[Given instruction]:
Write out the whole listing again, exactly.

[Entries]:
---

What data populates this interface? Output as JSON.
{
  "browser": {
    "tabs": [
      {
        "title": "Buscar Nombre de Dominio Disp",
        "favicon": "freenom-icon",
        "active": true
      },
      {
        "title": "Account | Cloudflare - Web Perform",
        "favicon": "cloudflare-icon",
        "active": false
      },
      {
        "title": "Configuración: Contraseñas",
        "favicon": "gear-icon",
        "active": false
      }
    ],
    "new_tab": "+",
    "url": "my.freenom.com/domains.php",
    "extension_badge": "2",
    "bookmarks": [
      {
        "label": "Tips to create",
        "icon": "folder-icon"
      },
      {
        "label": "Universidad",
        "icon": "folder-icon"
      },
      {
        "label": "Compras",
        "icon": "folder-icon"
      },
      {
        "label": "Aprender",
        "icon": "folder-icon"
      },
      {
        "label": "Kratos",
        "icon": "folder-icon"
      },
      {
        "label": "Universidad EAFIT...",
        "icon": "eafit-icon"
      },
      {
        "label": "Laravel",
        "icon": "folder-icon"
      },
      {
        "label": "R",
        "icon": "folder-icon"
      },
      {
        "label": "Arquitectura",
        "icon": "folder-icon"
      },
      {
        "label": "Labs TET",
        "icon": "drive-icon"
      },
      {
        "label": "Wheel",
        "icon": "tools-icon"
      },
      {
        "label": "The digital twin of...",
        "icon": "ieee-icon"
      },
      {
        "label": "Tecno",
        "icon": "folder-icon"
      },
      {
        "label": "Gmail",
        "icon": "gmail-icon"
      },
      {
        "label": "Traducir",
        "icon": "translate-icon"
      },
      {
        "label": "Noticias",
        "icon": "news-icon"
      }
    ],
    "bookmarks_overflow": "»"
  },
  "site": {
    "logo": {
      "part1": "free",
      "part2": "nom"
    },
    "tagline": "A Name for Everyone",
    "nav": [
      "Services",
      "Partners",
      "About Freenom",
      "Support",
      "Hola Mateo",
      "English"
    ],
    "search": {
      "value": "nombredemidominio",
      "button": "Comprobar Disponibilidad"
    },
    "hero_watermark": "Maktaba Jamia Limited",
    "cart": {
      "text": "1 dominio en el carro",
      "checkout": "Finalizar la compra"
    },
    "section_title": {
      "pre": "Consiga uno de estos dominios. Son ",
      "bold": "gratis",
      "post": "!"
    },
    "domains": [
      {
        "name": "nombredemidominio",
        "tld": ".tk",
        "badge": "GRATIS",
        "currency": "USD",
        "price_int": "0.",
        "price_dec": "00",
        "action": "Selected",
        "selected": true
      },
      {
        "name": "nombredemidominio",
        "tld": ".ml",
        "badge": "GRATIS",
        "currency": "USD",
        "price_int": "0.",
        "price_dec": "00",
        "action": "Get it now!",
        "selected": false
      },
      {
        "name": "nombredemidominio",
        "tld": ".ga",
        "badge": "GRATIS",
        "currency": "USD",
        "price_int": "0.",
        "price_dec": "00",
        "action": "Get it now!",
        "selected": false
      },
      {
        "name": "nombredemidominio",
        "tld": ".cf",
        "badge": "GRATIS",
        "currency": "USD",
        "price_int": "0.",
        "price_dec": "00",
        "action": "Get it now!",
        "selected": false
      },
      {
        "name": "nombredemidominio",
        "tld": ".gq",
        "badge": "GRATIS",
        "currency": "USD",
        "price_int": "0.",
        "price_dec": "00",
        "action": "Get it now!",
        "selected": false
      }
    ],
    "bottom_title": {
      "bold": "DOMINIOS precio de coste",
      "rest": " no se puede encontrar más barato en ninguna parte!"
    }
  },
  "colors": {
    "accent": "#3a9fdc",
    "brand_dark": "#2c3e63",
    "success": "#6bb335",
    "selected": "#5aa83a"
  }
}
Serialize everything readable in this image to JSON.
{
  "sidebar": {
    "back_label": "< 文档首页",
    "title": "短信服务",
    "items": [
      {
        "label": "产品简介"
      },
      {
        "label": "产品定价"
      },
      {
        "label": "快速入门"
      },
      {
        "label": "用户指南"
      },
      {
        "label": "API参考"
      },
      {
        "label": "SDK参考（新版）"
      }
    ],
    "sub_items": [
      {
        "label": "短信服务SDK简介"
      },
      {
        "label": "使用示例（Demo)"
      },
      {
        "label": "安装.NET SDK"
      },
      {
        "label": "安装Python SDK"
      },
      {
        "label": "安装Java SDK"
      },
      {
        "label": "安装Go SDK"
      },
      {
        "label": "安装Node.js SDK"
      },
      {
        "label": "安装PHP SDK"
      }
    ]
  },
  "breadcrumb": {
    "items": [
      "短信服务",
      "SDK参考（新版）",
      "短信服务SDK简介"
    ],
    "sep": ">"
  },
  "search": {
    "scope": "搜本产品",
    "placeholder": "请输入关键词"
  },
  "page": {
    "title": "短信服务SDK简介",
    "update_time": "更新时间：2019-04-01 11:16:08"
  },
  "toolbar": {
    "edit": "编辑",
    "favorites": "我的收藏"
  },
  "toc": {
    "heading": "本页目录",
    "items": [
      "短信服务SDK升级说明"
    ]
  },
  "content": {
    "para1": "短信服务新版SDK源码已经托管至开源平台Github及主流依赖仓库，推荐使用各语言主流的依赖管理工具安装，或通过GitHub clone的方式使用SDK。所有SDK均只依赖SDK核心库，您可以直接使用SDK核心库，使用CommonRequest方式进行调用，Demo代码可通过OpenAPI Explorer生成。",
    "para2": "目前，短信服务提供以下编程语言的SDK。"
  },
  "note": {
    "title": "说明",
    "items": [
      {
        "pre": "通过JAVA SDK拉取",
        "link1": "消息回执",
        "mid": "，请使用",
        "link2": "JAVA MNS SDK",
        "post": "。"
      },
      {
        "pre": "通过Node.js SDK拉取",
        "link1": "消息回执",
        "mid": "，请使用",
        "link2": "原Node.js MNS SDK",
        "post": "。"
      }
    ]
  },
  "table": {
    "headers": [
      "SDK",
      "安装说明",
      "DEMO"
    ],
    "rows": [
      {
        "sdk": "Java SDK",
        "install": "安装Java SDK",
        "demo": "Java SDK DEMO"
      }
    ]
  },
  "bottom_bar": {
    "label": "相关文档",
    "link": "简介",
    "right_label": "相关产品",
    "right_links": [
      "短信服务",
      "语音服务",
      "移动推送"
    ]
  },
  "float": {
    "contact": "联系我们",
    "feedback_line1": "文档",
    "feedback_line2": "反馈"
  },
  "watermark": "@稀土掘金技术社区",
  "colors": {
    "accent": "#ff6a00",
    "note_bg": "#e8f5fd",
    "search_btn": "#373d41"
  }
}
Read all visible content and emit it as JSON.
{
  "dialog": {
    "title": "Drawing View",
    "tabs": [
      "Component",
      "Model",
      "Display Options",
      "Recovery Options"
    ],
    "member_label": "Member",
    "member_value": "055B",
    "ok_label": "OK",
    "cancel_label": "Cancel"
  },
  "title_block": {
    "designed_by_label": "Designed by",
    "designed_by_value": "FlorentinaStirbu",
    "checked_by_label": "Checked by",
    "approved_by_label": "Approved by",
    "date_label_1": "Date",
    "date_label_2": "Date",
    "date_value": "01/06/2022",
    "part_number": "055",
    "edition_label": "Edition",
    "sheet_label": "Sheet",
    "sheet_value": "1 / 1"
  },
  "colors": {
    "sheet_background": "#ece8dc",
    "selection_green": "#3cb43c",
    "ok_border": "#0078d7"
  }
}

---

[Solution to the problem]:
What data populates this interface? Output as JSON.
{
  "browser": {
    "tabs": [
      {
        "title": "Buscar Nombre de Dominio Disp",
        "favicon": "freenom-icon",
        "active": true
      },
      {
        "title": "Account | Cloudflare - Web Perform",
        "favicon": "cloudflare-icon",
        "active": false
      },
      {
        "title": "Configuración: Contraseñas",
        "favicon": "gear-icon",
        "active": false
      }
    ],
    "new_tab": "+",
    "url": "my.freenom.com/domains.php",
    "extension_badge": "2",
    "bookmarks": [
      {
        "label": "Tips to create",
        "icon": "folder-icon"
      },
      {
        "label": "Universidad",
        "icon": "folder-icon"
      },
      {
        "label": "Compras",
        "icon": "folder-icon"
      },
      {
        "label": "Aprender",
        "icon": "folder-icon"
      },
      {
        "label": "Kratos",
        "icon": "folder-icon"
      },
      {
        "label": "Universidad EAFIT...",
        "icon": "eafit-icon"
      },
      {
        "label": "Laravel",
        "icon": "folder-icon"
      },
      {
        "label": "R",
        "icon": "folder-icon"
      },
      {
        "label": "Arquitectura",
        "icon": "folder-icon"
      },
      {
        "label": "Labs TET",
        "icon": "drive-icon"
      },
      {
        "label": "Wheel",
        "icon": "tools-icon"
      },
      {
        "label": "The digital twin of...",
        "icon": "ieee-icon"
      },
      {
        "label": "Tecno",
        "icon": "folder-icon"
      },
      {
        "label": "Gmail",
        "icon": "gmail-icon"
      },
      {
        "label": "Traducir",
        "icon": "translate-icon"
      },
      {
        "label": "Noticias",
        "icon": "news-icon"
      }
    ],
    "bookmarks_overflow": "»"
  },
  "site": {
    "logo": {
      "part1": "free",
      "part2": "nom"
    },
    "tagline": "A Name for Everyone",
    "nav": [
      "Services",
      "Partners",
      "About Freenom",
      "Support",
      "Hola Mateo",
      "English"
    ],
    "search": {
      "value": "nombredemidominio",
      "button": "Comprobar Disponibilidad"
    },
    "hero_watermark": "Maktaba Jamia Limited",
    "cart": {
      "text": "1 dominio en el carro",
      "checkout": "Finalizar la compra"
    },
    "section_title": {
      "pre": "Consiga uno de estos dominios. Son ",
      "bold": "gratis",
      "post": "!"
    },
    "domains": [
      {
        "name": "nombredemidominio",
        "tld": ".tk",
        "badge": "GRATIS",
        "currency": "USD",
        "price_int": "0.",
        "price_dec": "00",
        "action": "Selected",
        "selected": true
      },
      {
        "name": "nombredemidominio",
        "tld": ".ml",
        "badge": "GRATIS",
        "currency": "USD",
        "price_int": "0.",
        "price_dec": "00",
        "action": "Get it now!",
        "selected": false
      },
      {
        "name": "nombredemidominio",
        "tld": ".ga",
        "badge": "GRATIS",
        "currency": "USD",
        "price_int": "0.",
        "price_dec": "00",
        "action": "Get it now!",
        "selected": false
      },
      {
        "name": "nombredemidominio",
        "tld": ".cf",
        "badge": "GRATIS",
        "currency": "USD",
        "price_int": "0.",
        "price_dec": "00",
        "action": "Get it now!",
        "selected": false
      },
      {
        "name": "nombredemidominio",
        "tld": ".gq",
        "badge": "GRATIS",
        "currency": "USD",
        "price_int": "0.",
        "price_dec": "00",
        "action": "Get it now!",
        "selected": false
      }
    ],
    "bottom_title": {
      "bold": "DOMINIOS precio de coste",
      "rest": " no se puede encontrar más barato en ninguna parte!"
    }
  },
  "colors": {
    "accent": "#3a9fdc",
    "brand_dark": "#2c3e63",
    "success": "#6bb335",
    "selected": "#5aa83a"
  }
}
Serialize everything readable in this image to JSON.
{
  "sidebar": {
    "back_label": "< 文档首页",
    "title": "短信服务",
    "items": [
      {
        "label": "产品简介"
      },
      {
        "label": "产品定价"
      },
      {
        "label": "快速入门"
      },
      {
        "label": "用户指南"
      },
      {
        "label": "API参考"
      },
      {
        "label": "SDK参考（新版）"
      }
    ],
    "sub_items": [
      {
        "label": "短信服务SDK简介"
      },
      {
        "label": "使用示例（Demo)"
      },
      {
        "label": "安装.NET SDK"
      },
      {
        "label": "安装Python SDK"
      },
      {
        "label": "安装Java SDK"
      },
      {
        "label": "安装Go SDK"
      },
      {
        "label": "安装Node.js SDK"
      },
      {
        "label": "安装PHP SDK"
      }
    ]
  },
  "breadcrumb": {
    "items": [
      "短信服务",
      "SDK参考（新版）",
      "短信服务SDK简介"
    ],
    "sep": ">"
  },
  "search": {
    "scope": "搜本产品",
    "placeholder": "请输入关键词"
  },
  "page": {
    "title": "短信服务SDK简介",
    "update_time": "更新时间：2019-04-01 11:16:08"
  },
  "toolbar": {
    "edit": "编辑",
    "favorites": "我的收藏"
  },
  "toc": {
    "heading": "本页目录",
    "items": [
      "短信服务SDK升级说明"
    ]
  },
  "content": {
    "para1": "短信服务新版SDK源码已经托管至开源平台Github及主流依赖仓库，推荐使用各语言主流的依赖管理工具安装，或通过GitHub clone的方式使用SDK。所有SDK均只依赖SDK核心库，您可以直接使用SDK核心库，使用CommonRequest方式进行调用，Demo代码可通过OpenAPI Explorer生成。",
    "para2": "目前，短信服务提供以下编程语言的SDK。"
  },
  "note": {
    "title": "说明",
    "items": [
      {
        "pre": "通过JAVA SDK拉取",
        "link1": "消息回执",
        "mid": "，请使用",
        "link2": "JAVA MNS SDK",
        "post": "。"
      },
      {
        "pre": "通过Node.js SDK拉取",
        "link1": "消息回执",
        "mid": "，请使用",
        "link2": "原Node.js MNS SDK",
        "post": "。"
      }
    ]
  },
  "table": {
    "headers": [
      "SDK",
      "安装说明",
      "DEMO"
    ],
    "rows": [
      {
        "sdk": "Java SDK",
        "install": "安装Java SDK",
        "demo": "Java SDK DEMO"
      }
    ]
  },
  "bottom_bar": {
    "label": "相关文档",
    "link": "简介",
    "right_label": "相关产品",
    "right_links": [
      "短信服务",
      "语音服务",
      "移动推送"
    ]
  },
  "float": {
    "contact": "联系我们",
    "feedback_line1": "文档",
    "feedback_line2": "反馈"
  },
  "watermark": "@稀土掘金技术社区",
  "colors": {
    "accent": "#ff6a00",
    "note_bg": "#e8f5fd",
    "search_btn": "#373d41"
  }
}
Read all visible content and emit it as JSON.
{
  "dialog": {
    "title": "Drawing View",
    "tabs": [
      "Component",
      "Model",
      "Display Options",
      "Recovery Options"
    ],
    "member_label": "Member",
    "member_value": "055B",
    "ok_label": "OK",
    "cancel_label": "Cancel"
  },
  "title_block": {
    "designed_by_label": "Designed by",
    "designed_by_value": "FlorentinaStirbu",
    "checked_by_label": "Checked by",
    "approved_by_label": "Approved by",
    "date_label_1": "Date",
    "date_label_2": "Date",
    "date_value": "01/06/2022",
    "part_number": "055",
    "edition_label": "Edition",
    "sheet_label": "Sheet",
    "sheet_value": "1 / 1"
  },
  "colors": {
    "sheet_background": "#ece8dc",
    "selection_green": "#3cb43c",
    "ok_border": "#0078d7"
  }
}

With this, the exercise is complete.